Task requirements – Find how many lines in the data below include the word "nurses", then write only that number.

Data lines –
□ □ □

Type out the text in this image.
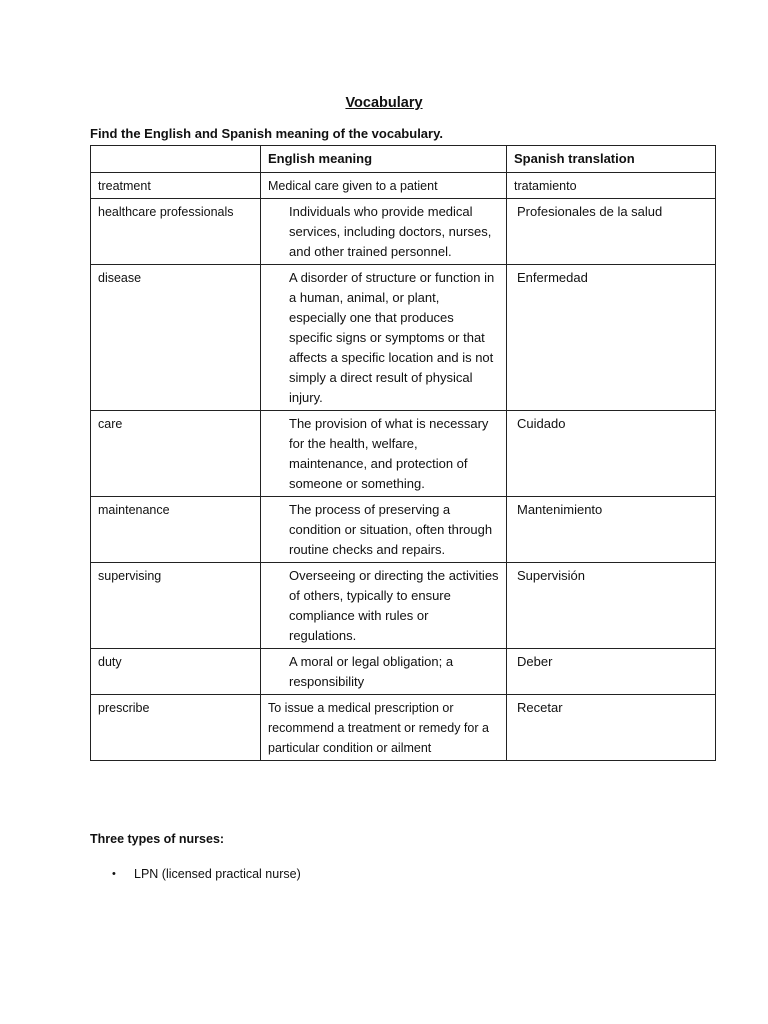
Vocabulary
Find the English and Spanish meaning of the vocabulary.
	English meaning	Spanish translation
treatment	Medical care given to a patient	tratamiento
healthcare professionals	Individuals who provide medical services, including doctors, nurses, and other trained personnel.	Profesionales de la salud
disease	A disorder of structure or function in a human, animal, or plant, especially one that produces specific signs or symptoms or that affects a specific location and is not simply a direct result of physical injury.	Enfermedad
care	The provision of what is necessary for the health, welfare, maintenance, and protection of someone or something.	Cuidado
maintenance	The process of preserving a condition or situation, often through routine checks and repairs.	Mantenimiento
supervising	Overseeing or directing the activities of others, typically to ensure compliance with rules or regulations.	Supervisión
duty	A moral or legal obligation; a responsibility	Deber
prescribe	To issue a medical prescription or recommend a treatment or remedy for a particular condition or ailment	Recetar
Three types of nurses:
• LPN (licensed practical nurse)
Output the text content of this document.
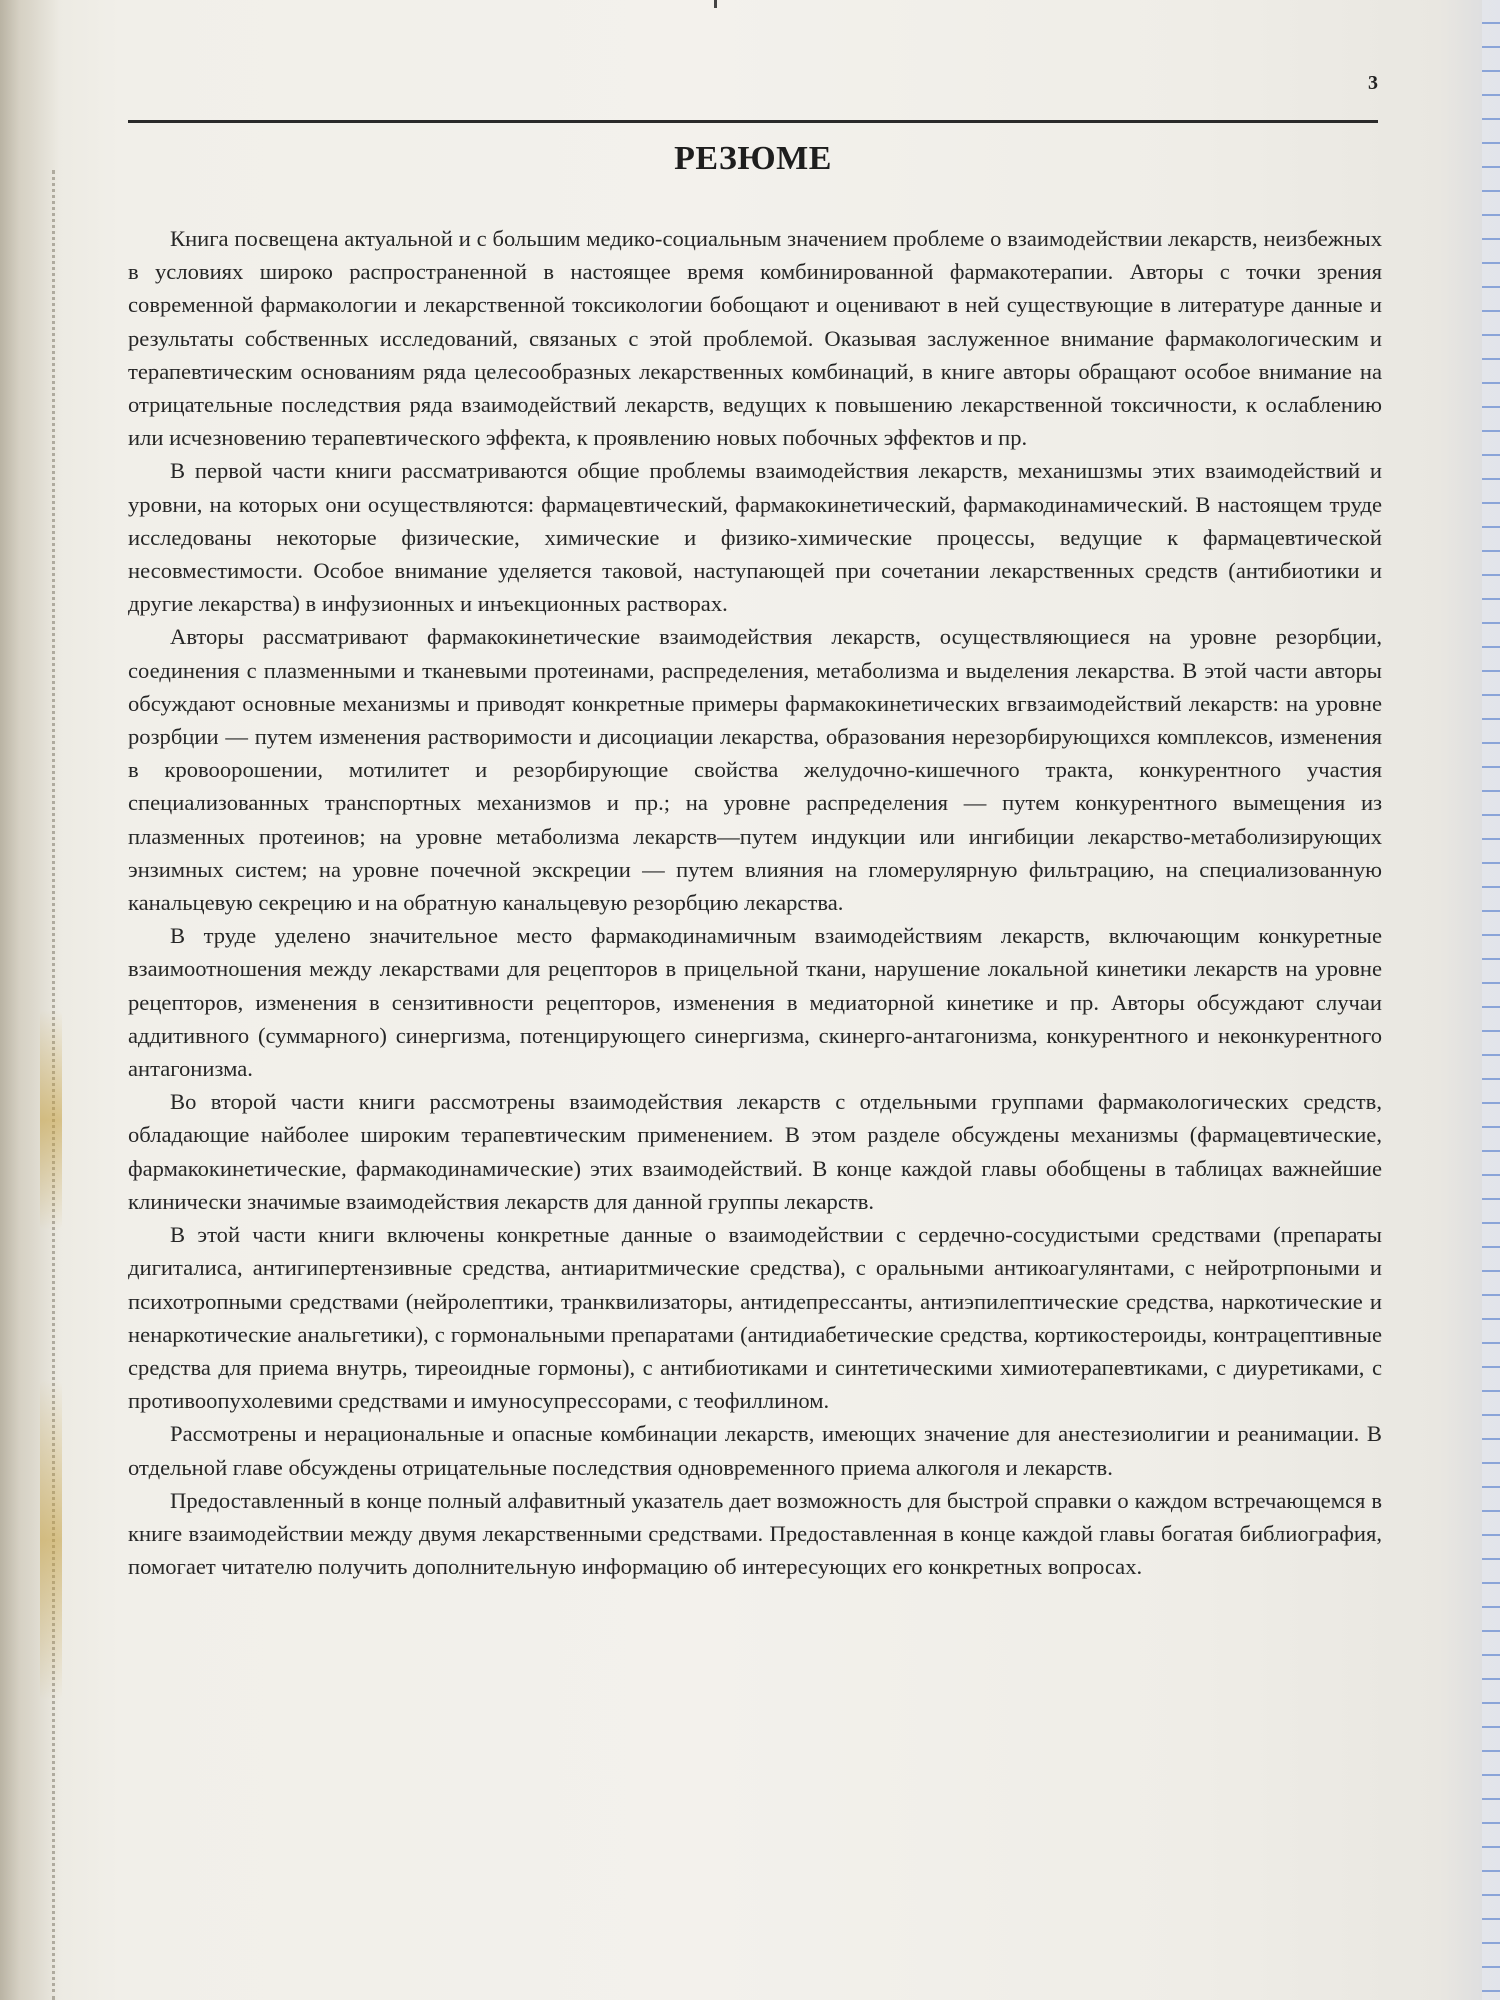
3
РЕЗЮМЕ

Книга посвещена актуальной и с большим медико-социальным значением проблеме о взаимодействии лекарств, неизбежных в условиях широко распространенной в настоящее время комбинированной фармакотерапии. Авторы с точки зрения современной фармакологии и лекарственной токсикологии бобощают и оценивают в ней существующие в литературе данные и результаты собственных исследований, связаных с этой проблемой. Оказывая заслуженное внимание фармакологическим и терапевтическим основаниям ряда целесообразных лекарственных комбинаций, в книге авторы обращают особое внимание на отрицательные последствия ряда взаимодействий лекарств, ведущих к повышению лекарственной токсичности, к ослаблению или исчезновению терапевтического эффекта, к проявлению новых побочных эффектов и пр.

В первой части книги рассматриваются общие проблемы взаимодействия лекарств, механишзмы этих взаимодействий и уровни, на которых они осуществляются: фармацевтический, фармакокинетический, фармакодинамический. В настоящем труде исследованы некоторые физические, химические и физико-химические процессы, ведущие к фармацевтической несовместимости. Особое внимание уделяется таковой, наступающей при сочетании лекарственных средств (антибиотики и другие лекарства) в инфузионных и инъекционных растворах.

Авторы рассматривают фармакокинетические взаимодействия лекарств, осуществляющиеся на уровне резорбции, соединения с плазменными и тканевыми протеинами, распределения, метаболизма и выделения лекарства. В этой части авторы обсуждают основные механизмы и приводят конкретные примеры фармакокинетических вгвзаимодействий лекарств: на уровне розрбции — путем изменения растворимости и дисоциации лекарства, образования нерезорбирующихся комплексов, изменения в кровоорошении, мотилитет и резорбирующие свойства желудочно-кишечного тракта, конкурентного участия специализованных транспортных механизмов и пр.; на уровне распределения — путем конкурентного вымещения из плазменных протеинов; на уровне метаболизма лекарств—путем индукции или ингибиции лекарство-метаболизирующих энзимных систем; на уровне почечной экскреции — путем влияния на гломерулярную фильтрацию, на специализованную канальцевую секрецию и на обратную канальцевую резорбцию лекарства.

В труде уделено значительное место фармакодинамичным взаимодействиям лекарств, включающим конкуретные взаимоотношения между лекарствами для рецепторов в прицельной ткани, нарушение локальной кинетики лекарств на уровне рецепторов, изменения в сензитивности рецепторов, изменения в медиаторной кинетике и пр. Авторы обсуждают случаи аддитивного (суммарного) синергизма, потенцирующего синергизма, скинерго-антагонизма, конкурентного и неконкурентного антагонизма.

Во второй части книги рассмотрены взаимодействия лекарств с отдельными группами фармакологических средств, обладающие найболее широким терапевтическим применением. В этом разделе обсуждены механизмы (фармацевтические, фармакокинетические, фармакодинамические) этих взаимодействий. В конце каждой главы обобщены в таблицах важнейшие клинически значимые взаимодействия лекарств для данной группы лекарств.

В этой части книги включены конкретные данные о взаимодействии с сердечно-сосудистыми средствами (препараты дигиталиса, антигипертензивные средства, антиаритмические средства), с оральными антикоагулянтами, с нейротрпоными и психотропными средствами (нейролептики, транквилизаторы, антидепрессанты, антиэпилептические средства, наркотические и ненаркотические анальгетики), с гормональными препаратами (антидиабетические средства, кортикостероиды, контрацептивные средства для приема внутрь, тиреоидные гормоны), с антибиотиками и синтетическими химиотерапевтиками, с диуретиками, с противоопухолевими средствами и имуносупрессорами, с теофиллином.

Рассмотрены и нерациональные и опасные комбинации лекарств, имеющих значение для анестезиолигии и реанимации. В отдельной главе обсуждены отрицательные последствия одновременного приема алкоголя и лекарств.

Предоставленный в конце полный алфавитный указатель дает возможность для быстрой справки о каждом встречающемся в книге взаимодействии между двумя лекарственными средствами. Предоставленная в конце каждой главы богатая библиография, помогает читателю получить дополнительную информацию об интересующих его конкретных вопросах.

□ □ □

Answer to the task – 2